"""

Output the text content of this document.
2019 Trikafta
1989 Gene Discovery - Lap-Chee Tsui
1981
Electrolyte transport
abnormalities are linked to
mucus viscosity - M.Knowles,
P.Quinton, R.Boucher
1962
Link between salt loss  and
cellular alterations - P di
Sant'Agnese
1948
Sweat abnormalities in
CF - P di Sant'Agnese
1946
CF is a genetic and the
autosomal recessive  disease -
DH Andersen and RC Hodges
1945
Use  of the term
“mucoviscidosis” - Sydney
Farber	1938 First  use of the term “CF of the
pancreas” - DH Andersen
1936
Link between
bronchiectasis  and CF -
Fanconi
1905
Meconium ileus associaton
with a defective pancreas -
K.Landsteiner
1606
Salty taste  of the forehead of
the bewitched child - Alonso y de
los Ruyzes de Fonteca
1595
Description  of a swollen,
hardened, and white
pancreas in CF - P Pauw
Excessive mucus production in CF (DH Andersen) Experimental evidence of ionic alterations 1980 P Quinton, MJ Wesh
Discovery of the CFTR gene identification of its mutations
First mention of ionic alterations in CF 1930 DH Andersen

"""

Keeping every line exactly as it is, retype the entries shown above.

**Result of this task**.
Output the text content of this document.
2019 Trikafta
1989 Gene Discovery - Lap-Chee Tsui
1981
Electrolyte transport
abnormalities are linked to
mucus viscosity - M.Knowles,
P.Quinton, R.Boucher
1962
Link between salt loss  and
cellular alterations - P di
Sant'Agnese
1948
Sweat abnormalities in
CF - P di Sant'Agnese
1946
CF is a genetic and the
autosomal recessive  disease -
DH Andersen and RC Hodges
1945
Use  of the term
“mucoviscidosis” - Sydney
Farber	1938 First  use of the term “CF of the
pancreas” - DH Andersen
1936
Link between
bronchiectasis  and CF -
Fanconi
1905
Meconium ileus associaton
with a defective pancreas -
K.Landsteiner
1606
Salty taste  of the forehead of
the bewitched child - Alonso y de
los Ruyzes de Fonteca
1595
Description  of a swollen,
hardened, and white
pancreas in CF - P Pauw
Excessive mucus production in CF (DH Andersen) Experimental evidence of ionic alterations 1980 P Quinton, MJ Wesh
Discovery of the CFTR gene identification of its mutations
First mention of ionic alterations in CF 1930 DH Andersen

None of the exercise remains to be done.